— begin Recorded data —
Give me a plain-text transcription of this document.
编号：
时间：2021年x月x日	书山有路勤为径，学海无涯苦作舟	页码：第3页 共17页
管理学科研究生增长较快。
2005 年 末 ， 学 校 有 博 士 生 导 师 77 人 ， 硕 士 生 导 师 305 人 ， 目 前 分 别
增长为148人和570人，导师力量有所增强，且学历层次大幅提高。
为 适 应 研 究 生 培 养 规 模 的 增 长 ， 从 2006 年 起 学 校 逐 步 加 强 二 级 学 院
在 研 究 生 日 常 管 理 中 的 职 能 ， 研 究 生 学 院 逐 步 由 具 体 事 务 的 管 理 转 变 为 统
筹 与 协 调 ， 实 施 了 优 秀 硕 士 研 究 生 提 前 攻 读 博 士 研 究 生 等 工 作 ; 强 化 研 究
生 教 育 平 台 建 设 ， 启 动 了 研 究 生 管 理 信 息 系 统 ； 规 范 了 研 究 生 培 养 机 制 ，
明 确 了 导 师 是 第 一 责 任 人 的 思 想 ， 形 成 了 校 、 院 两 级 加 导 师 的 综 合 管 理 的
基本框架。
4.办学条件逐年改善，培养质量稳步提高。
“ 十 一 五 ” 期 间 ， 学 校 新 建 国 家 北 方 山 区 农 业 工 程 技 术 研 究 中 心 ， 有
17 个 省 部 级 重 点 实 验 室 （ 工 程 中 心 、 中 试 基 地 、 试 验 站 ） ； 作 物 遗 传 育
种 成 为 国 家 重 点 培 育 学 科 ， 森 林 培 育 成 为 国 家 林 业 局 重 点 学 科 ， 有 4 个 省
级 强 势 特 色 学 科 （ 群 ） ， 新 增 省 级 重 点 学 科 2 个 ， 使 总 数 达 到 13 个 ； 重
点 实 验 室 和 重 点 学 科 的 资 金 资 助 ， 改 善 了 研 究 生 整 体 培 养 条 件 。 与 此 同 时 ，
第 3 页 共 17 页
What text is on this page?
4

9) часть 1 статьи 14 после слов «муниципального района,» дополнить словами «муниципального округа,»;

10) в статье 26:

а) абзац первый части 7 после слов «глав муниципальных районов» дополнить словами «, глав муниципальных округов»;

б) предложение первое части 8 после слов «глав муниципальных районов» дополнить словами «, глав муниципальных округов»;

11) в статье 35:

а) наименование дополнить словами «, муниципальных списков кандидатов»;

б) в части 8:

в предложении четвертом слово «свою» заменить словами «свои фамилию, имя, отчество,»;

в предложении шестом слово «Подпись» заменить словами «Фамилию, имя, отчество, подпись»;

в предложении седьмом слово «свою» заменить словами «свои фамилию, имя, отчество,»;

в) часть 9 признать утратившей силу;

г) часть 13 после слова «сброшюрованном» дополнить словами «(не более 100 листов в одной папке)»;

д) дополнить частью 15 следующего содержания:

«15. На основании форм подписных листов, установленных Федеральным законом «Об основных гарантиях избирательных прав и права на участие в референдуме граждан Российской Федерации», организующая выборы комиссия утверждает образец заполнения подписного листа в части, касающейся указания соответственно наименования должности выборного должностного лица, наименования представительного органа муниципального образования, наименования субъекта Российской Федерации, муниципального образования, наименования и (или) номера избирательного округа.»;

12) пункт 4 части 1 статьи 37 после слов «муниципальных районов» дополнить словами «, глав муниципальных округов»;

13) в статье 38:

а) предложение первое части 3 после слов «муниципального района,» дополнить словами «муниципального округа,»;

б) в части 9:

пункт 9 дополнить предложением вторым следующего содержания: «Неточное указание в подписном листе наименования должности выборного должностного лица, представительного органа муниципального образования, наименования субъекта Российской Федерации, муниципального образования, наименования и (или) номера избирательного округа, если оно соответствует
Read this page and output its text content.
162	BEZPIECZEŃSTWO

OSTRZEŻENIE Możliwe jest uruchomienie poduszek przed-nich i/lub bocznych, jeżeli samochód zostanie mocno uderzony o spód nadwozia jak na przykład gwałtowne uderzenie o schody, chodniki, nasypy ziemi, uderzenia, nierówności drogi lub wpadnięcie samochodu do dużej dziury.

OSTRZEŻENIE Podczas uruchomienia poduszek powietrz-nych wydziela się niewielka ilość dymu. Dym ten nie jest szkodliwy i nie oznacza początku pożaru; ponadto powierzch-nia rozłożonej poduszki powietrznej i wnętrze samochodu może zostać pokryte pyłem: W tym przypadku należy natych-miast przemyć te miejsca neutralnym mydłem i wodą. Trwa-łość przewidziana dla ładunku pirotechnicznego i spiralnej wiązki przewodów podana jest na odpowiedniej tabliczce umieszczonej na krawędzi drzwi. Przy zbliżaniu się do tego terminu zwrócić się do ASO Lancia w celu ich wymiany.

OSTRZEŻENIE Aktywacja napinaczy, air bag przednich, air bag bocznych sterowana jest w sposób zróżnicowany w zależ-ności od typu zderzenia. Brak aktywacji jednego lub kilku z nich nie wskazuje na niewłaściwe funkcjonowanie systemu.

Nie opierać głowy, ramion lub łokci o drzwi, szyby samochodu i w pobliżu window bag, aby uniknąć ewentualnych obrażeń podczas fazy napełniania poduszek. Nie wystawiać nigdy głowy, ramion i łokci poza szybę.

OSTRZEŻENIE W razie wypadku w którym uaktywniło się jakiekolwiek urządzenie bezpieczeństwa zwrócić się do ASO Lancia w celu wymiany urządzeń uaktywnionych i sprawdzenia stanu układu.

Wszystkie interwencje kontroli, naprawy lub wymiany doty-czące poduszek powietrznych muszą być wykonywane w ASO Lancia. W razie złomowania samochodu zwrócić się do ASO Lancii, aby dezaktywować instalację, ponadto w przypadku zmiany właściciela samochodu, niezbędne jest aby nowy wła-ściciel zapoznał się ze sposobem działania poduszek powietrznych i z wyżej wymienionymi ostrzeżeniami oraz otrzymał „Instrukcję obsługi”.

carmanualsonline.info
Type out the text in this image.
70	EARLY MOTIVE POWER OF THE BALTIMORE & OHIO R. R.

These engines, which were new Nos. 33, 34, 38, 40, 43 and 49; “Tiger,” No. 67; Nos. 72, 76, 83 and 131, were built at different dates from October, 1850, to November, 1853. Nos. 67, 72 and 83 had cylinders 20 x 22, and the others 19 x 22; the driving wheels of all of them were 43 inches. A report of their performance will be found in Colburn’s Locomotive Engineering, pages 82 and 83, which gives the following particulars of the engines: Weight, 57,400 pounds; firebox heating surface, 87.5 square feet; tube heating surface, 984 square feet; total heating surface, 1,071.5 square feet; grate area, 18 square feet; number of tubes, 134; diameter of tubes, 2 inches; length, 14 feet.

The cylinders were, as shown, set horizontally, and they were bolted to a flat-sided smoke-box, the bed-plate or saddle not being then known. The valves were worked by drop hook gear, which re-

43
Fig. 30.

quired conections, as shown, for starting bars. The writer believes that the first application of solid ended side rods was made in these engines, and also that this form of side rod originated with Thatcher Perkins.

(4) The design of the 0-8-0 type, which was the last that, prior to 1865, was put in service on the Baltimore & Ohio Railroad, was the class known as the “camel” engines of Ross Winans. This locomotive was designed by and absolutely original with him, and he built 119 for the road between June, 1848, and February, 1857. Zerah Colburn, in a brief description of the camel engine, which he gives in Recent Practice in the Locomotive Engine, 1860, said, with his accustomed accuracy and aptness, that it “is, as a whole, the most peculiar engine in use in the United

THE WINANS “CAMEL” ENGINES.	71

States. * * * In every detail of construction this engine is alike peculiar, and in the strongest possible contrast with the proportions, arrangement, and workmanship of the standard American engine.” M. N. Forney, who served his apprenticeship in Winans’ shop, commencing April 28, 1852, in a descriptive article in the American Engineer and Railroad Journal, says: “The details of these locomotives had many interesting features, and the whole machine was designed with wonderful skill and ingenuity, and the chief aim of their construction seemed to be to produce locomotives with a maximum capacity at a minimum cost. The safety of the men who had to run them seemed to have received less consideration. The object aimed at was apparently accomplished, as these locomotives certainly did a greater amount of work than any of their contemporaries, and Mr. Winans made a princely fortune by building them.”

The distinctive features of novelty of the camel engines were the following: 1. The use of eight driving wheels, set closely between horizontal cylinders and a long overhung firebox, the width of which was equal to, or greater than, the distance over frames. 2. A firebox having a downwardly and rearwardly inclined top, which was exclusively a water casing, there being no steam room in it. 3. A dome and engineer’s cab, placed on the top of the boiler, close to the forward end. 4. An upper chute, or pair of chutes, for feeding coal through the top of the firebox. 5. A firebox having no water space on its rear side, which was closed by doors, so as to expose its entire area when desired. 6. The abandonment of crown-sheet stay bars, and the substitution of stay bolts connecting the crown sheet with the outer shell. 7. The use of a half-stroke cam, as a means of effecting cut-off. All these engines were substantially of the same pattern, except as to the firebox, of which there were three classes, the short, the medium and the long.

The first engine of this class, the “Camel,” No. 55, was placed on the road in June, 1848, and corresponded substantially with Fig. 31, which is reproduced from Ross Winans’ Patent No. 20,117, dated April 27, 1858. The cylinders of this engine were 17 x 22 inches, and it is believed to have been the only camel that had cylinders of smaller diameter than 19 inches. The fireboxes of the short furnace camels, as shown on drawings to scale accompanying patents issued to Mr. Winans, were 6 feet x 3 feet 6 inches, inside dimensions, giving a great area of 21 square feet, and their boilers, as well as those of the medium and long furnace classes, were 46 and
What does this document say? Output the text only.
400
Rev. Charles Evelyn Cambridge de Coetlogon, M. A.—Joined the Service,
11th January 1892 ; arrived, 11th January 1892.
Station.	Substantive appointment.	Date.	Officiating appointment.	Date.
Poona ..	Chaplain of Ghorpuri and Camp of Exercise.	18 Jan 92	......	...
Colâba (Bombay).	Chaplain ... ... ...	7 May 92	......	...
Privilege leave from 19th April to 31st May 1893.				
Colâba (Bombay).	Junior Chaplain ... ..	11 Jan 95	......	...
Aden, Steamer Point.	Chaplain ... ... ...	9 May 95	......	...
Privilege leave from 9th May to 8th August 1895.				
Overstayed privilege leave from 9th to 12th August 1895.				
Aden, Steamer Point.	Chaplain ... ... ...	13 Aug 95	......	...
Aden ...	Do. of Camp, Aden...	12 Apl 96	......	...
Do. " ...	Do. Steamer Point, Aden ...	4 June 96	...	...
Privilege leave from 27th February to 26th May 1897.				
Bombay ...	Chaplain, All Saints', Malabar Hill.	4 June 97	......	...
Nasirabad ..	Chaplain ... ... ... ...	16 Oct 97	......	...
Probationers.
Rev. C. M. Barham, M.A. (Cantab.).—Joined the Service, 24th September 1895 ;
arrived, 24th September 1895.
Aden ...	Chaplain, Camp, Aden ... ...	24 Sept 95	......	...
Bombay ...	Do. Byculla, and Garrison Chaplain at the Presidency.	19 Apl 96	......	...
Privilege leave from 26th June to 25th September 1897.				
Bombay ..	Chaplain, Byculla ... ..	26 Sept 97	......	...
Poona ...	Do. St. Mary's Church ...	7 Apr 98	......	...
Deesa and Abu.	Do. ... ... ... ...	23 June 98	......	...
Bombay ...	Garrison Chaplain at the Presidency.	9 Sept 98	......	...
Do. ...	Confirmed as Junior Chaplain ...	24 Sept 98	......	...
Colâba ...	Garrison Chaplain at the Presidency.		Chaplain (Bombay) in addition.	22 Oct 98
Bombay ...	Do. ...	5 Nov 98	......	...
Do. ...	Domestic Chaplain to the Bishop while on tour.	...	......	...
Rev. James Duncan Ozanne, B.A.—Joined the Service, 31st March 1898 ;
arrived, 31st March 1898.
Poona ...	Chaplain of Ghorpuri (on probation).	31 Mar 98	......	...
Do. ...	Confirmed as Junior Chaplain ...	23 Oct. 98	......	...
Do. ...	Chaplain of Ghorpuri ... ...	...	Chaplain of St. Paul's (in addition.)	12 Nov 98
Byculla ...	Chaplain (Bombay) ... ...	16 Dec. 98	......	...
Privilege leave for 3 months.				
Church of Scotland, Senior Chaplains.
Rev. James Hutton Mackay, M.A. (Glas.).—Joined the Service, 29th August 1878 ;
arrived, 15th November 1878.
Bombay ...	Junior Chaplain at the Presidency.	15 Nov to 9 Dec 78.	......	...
— end Recorded data —
Write out every line of the listing that holds the word "Colâba".

Colâba (Bombay).	Chaplain ... ... ...	7 May 92	......	...
Colâba (Bombay).	Junior Chaplain ... ..	11 Jan 95	......	...
Colâba ...	Garrison Chaplain at the Presidency.		Chaplain (Bombay) in addition.	22 Oct 98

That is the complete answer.